©kiriko shirobayashi
 
 
 
 
 


 

Mas qual yoga você pratica?

 

Uma vez tendo começado, prepare-se para ouvir essa pergunta com freqüência. Embora na Índia haja diferentes abordagens do yoga — um mais devocional, outro mais intelectual, etc. — quando se trata de posturas ou asana, estamos provavelmente falando de hatha yoga, que é o que a grande maioria ocidental chama de yoga. Hatha yoga é, grosso modo, um conjunto de técnicas que vão além das conhecidas posturas.

 

Há novos e modernos nomes para hatha yoga, muitos deles frutos de ocidentais ávidos por patentear algo milenar, em híbridos de inglês e sânscrito. Há também outros nomes antigos, com mais propriedade etimológica porém — ghatastha yoga, por exemplo.

 

Para desfazer boa parte dessa confusão, a leitura dos textos clássicos de yoga é o melhor caminho. Abaixo, um breve guia introdutório. As explicações foram compiladas e/ou traduzidas das versões, prefácios e comentários de Alicia Souto, James Mallinson e Brian Dana Akers. As abreviações GHS, HP e ShS referem-se aos textos  clássicos Gheranda Samhita, Hatha Pradipika e Shiva Samhita.

 

 

Hatha Yoga Pradipika

 

Um dos textos mais clássicos de hatha yoga, o Hatha Yoga Pradipika foi escrito no século XV, provavelmente entre os anos de 1600 e 1629, na região de Andhra, pelo yogue Svatmarana (às vezes chamado de Atmarana, o mais perfeito entre os conhecedores de Brahma), embora a edição de Kaivalyadhama o situe entre as metades dos séculos XIV e XVI. É baseado nas próprias experiências do autor e também em outros textos mais antigos. Quase nada se sabe sobre quem o escreveu, exceto que seu nome quer dizer aquele que se delicia em seu/no Atman, e que era um yogue shivaísta de grande reputação, discípulo do Swami Goraknath. Também lhe é atribuído o título de sannyasin como discípulo de Sahajananda. Cabe ainda ressaltar que foi escrito 1500 anos depois dos primeiros textos de yoga, a Bhagavad Gita e os Yoga Sutra, e sua diferença maior em relação àqueles é o grande valor que dá ao guru. A presença do professor, fruto da importância que adquiriu ao longo dos séculos, é bastante ressaltada. Não há iluminação sem guru, chega a afirmar.

 

Denominado por seu autor como Hatha Pradipika e não Hatha Yoga Pradipika, como fizeram comentaristas posteriores, é um texto cheio de metáforas, sinônimos e analogias. Não é uma narrativa moderna. Chega a ser obscuro em alguns momentos e é curioso que o termo pradipika justamente pode ser traduzido como chama, luz ou lâmpada. Podemos dizer que se trata de uma pequena luz/lanterna para o hatha yoga, como prefere Alicia Souto, ou simplesmente uma explicação sobre o tema.

= = = =

• **TAREFA CURTA 1**
Passe para o inglês esta frase do texto sobre yoga: "Não é uma narrativa moderna."
O texto e os registros não têm nada a ver um com o outro.

= = = =

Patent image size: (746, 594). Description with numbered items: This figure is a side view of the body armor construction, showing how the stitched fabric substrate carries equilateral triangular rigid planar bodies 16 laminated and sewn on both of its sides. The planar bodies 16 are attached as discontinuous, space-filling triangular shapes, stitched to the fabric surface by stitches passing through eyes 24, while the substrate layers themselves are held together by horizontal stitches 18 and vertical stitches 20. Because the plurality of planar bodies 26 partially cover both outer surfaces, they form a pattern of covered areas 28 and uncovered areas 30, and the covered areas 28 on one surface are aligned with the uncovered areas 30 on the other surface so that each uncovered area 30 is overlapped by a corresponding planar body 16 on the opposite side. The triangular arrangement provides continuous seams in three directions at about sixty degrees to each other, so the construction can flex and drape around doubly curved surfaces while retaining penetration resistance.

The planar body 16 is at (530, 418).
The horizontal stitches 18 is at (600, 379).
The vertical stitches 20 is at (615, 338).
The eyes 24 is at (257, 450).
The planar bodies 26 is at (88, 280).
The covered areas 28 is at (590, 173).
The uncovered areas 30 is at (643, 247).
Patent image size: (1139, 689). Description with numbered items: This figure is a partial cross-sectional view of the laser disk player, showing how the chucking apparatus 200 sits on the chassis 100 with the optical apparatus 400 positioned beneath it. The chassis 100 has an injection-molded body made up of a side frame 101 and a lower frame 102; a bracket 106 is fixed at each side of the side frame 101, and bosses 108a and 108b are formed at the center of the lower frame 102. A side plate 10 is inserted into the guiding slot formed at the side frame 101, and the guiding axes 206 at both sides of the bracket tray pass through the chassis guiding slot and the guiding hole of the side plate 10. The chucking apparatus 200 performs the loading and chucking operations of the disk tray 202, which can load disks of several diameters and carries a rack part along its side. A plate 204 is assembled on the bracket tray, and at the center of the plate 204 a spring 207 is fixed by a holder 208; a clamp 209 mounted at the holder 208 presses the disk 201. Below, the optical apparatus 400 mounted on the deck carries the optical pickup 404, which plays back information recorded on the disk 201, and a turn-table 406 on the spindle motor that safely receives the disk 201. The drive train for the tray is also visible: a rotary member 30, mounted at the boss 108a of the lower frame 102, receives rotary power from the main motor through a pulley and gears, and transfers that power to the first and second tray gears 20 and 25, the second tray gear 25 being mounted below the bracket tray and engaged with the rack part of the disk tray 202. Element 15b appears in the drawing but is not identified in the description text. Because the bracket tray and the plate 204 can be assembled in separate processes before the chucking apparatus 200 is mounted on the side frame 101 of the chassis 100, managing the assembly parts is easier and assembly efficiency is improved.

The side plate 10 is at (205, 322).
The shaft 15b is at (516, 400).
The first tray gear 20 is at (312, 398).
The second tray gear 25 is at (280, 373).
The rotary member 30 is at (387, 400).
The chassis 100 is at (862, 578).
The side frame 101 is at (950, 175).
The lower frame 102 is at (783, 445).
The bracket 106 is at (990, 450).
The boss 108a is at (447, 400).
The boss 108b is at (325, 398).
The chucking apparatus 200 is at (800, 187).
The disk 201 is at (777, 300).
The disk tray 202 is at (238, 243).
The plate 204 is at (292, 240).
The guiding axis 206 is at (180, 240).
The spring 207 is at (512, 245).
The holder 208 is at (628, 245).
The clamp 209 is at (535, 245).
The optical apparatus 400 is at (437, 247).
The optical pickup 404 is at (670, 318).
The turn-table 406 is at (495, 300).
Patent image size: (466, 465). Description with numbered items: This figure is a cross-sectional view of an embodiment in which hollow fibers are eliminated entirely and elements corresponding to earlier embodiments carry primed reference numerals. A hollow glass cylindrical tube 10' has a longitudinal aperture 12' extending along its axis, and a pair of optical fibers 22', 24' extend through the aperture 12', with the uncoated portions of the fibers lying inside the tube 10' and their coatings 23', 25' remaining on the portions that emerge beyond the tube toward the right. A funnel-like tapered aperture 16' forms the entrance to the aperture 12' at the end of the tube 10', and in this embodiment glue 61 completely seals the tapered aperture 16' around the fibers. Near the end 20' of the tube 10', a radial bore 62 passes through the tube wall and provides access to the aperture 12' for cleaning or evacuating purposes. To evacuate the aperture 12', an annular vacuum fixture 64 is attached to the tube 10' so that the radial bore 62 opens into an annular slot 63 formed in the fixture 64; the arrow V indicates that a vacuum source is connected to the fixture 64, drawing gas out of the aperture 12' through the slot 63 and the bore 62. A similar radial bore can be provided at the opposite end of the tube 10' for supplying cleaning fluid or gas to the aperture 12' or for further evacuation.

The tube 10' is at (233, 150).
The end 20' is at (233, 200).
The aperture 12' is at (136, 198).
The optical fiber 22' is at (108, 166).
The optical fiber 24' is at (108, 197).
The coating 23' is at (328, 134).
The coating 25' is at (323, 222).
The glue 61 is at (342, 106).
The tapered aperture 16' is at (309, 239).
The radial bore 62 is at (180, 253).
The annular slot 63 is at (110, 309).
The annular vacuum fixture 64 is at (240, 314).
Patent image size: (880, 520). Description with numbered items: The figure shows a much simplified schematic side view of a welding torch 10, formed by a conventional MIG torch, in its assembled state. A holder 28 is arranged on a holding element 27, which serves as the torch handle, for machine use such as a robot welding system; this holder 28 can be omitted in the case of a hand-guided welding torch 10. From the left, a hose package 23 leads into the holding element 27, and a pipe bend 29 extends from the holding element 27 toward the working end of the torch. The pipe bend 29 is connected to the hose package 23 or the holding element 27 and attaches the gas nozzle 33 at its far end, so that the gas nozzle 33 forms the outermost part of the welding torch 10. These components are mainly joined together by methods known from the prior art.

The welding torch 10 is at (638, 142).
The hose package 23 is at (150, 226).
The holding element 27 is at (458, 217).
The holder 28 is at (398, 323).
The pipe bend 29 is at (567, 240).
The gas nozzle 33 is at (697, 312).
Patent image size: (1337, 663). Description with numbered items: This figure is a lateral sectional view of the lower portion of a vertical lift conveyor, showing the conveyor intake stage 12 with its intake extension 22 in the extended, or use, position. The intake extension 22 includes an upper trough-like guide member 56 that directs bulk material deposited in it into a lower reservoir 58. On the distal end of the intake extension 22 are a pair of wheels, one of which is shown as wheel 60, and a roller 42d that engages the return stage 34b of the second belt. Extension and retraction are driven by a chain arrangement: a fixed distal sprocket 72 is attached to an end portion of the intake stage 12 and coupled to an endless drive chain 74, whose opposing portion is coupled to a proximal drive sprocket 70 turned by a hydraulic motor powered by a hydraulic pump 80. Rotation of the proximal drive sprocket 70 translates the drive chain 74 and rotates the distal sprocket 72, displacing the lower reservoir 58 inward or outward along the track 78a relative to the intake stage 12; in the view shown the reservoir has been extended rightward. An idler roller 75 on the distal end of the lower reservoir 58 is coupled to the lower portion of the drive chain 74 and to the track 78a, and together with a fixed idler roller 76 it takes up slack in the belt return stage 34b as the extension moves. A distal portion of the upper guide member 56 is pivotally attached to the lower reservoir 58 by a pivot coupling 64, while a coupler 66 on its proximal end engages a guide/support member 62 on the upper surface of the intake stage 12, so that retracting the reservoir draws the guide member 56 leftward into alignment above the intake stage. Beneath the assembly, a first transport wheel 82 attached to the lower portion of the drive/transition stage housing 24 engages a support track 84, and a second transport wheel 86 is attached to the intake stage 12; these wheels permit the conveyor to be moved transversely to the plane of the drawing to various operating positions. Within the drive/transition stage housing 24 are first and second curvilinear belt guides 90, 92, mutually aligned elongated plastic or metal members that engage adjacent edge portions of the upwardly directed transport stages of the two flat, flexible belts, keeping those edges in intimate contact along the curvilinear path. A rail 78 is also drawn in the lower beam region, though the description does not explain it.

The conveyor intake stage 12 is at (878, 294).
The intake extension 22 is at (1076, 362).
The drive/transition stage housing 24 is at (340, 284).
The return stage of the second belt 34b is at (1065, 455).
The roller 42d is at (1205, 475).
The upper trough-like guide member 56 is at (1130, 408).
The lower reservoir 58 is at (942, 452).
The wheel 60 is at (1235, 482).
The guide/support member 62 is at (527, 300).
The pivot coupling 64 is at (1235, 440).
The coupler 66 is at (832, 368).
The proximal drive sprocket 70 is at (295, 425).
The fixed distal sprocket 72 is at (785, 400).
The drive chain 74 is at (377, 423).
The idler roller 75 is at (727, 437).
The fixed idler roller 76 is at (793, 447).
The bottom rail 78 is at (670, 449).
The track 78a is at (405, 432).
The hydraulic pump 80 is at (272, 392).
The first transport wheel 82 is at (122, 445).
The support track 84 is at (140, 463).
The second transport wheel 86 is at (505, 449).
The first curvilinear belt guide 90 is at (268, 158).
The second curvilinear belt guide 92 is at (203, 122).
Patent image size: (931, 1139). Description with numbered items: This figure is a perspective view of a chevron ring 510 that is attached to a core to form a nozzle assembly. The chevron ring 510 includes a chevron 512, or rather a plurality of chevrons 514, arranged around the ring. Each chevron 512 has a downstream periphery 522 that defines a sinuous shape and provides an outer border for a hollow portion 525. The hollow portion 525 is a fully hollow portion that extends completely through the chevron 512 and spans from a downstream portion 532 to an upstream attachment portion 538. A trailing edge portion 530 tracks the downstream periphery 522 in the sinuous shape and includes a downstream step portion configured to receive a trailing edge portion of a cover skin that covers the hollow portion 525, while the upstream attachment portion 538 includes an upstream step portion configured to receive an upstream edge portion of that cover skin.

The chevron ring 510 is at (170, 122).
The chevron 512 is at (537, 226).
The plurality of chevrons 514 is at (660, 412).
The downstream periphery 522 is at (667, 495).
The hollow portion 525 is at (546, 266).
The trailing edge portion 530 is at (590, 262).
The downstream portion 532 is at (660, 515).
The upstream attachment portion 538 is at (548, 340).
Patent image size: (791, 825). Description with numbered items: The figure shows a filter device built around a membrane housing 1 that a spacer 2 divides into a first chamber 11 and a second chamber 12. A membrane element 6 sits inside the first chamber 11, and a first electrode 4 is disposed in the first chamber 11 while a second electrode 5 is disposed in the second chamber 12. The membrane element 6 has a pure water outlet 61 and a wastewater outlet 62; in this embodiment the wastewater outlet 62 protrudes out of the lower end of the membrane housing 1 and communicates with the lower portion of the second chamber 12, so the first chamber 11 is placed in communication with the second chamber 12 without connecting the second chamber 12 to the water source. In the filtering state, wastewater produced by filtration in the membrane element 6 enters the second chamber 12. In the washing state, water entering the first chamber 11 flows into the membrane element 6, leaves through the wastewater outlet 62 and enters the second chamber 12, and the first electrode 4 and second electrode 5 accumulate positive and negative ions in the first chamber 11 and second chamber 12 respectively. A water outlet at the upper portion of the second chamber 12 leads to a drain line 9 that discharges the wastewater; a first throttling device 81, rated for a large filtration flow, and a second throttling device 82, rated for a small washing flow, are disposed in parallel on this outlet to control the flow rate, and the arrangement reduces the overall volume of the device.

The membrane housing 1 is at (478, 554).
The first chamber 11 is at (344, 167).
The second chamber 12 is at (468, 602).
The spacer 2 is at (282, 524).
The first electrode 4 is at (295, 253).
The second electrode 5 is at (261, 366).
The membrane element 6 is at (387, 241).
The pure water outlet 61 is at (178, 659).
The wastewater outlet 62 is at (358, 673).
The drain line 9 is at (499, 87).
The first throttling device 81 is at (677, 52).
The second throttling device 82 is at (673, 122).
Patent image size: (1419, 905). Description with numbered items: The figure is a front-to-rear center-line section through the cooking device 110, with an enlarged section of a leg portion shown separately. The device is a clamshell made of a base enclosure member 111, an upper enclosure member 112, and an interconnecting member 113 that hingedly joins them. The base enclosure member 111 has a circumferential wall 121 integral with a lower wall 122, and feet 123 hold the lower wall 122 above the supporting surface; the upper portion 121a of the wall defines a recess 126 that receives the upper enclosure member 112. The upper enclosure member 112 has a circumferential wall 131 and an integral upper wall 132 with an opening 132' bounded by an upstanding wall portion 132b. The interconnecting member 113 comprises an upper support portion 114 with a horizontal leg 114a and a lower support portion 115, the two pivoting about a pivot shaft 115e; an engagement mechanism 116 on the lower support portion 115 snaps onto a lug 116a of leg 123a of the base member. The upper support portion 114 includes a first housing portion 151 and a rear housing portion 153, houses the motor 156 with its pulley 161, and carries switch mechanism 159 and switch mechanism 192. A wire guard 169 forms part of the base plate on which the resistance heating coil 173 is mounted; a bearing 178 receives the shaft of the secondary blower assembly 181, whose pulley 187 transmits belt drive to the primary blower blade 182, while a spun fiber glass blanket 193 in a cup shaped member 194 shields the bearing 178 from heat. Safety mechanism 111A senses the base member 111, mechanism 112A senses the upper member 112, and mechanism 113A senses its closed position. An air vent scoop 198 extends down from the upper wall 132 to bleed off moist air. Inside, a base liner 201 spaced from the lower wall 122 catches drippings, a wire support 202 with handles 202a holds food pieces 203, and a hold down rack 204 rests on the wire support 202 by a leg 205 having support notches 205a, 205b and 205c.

= = = =

• **TAREFA CURTA 2**
Transcreva dos registros, sem mudar nada, as linhas que vão da que contém "Patent image size: (880, 520)." até a que contém "The gas nozzle 33 is at (697, 312).", incluindo essas duas.

• **RESPOSTA CORRETA 1**
It is not a modern narrative.

• **RESPOSTA CORRETA 2**
Patent image size: (880, 520). Description with numbered items: The figure shows a much simplified schematic side view of a welding torch 10, formed by a conventional MIG torch, in its assembled state. A holder 28 is arranged on a holding element 27, which serves as the torch handle, for machine use such as a robot welding system; this holder 28 can be omitted in the case of a hand-guided welding torch 10. From the left, a hose package 23 leads into the holding element 27, and a pipe bend 29 extends from the holding element 27 toward the working end of the torch. The pipe bend 29 is connected to the hose package 23 or the holding element 27 and attaches the gas nozzle 33 at its far end, so that the gas nozzle 33 forms the outermost part of the welding torch 10. These components are mainly joined together by methods known from the prior art.

The welding torch 10 is at (638, 142).
The hose package 23 is at (150, 226).
The holding element 27 is at (458, 217).
The holder 28 is at (398, 323).
The pipe bend 29 is at (567, 240).
The gas nozzle 33 is at (697, 312).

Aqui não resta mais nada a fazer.